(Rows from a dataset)

----

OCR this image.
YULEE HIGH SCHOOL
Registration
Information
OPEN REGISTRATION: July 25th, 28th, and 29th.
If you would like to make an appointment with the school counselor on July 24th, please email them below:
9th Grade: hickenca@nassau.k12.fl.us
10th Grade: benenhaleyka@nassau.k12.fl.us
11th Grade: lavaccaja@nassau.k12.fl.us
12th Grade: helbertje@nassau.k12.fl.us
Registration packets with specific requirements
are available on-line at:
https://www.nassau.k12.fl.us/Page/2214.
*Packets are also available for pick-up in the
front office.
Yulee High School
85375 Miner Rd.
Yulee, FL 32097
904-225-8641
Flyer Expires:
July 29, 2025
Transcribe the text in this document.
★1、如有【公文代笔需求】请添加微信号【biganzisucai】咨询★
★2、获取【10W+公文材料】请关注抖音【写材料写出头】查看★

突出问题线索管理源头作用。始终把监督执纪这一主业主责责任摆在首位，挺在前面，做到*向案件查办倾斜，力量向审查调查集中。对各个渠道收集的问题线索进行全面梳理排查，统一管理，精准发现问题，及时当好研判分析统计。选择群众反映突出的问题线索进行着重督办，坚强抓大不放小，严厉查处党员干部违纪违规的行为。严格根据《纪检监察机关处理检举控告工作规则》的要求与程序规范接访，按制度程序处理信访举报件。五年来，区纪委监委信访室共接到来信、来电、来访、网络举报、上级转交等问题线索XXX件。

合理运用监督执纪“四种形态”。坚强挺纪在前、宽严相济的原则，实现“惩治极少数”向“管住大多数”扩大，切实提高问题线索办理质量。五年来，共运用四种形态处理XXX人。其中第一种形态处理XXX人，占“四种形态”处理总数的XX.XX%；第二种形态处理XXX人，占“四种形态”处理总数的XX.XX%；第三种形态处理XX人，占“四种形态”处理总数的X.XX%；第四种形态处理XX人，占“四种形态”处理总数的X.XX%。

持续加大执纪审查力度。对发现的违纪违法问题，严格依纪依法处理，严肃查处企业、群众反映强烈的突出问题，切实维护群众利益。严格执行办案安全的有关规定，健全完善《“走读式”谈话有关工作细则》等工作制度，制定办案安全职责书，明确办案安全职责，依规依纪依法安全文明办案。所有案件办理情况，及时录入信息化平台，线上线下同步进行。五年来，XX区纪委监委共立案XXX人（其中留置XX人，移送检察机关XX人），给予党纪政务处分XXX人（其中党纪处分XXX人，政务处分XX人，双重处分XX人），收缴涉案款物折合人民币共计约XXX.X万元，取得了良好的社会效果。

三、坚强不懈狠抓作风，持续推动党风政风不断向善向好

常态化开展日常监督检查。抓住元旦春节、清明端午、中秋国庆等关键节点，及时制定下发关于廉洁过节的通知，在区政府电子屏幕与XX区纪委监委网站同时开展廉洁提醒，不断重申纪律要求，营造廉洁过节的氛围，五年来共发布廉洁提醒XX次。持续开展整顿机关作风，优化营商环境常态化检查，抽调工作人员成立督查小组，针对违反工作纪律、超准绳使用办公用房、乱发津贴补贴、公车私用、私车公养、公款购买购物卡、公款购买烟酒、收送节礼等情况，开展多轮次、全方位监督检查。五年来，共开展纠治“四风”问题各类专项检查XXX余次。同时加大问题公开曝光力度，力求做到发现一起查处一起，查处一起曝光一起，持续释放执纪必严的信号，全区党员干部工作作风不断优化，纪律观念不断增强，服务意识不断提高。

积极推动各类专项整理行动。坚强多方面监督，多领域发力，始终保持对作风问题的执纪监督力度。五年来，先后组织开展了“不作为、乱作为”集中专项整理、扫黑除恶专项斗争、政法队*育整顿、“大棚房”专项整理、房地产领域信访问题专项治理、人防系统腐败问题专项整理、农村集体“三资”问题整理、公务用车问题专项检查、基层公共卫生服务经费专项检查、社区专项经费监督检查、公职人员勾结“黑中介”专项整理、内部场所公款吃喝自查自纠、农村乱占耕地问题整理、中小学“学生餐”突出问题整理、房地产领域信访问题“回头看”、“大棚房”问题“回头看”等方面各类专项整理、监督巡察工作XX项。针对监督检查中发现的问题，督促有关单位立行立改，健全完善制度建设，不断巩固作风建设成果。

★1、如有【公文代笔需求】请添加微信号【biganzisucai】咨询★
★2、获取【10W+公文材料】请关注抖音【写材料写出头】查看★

----

Among the lines of the records above, count those holding the string "July", and report only the number.

3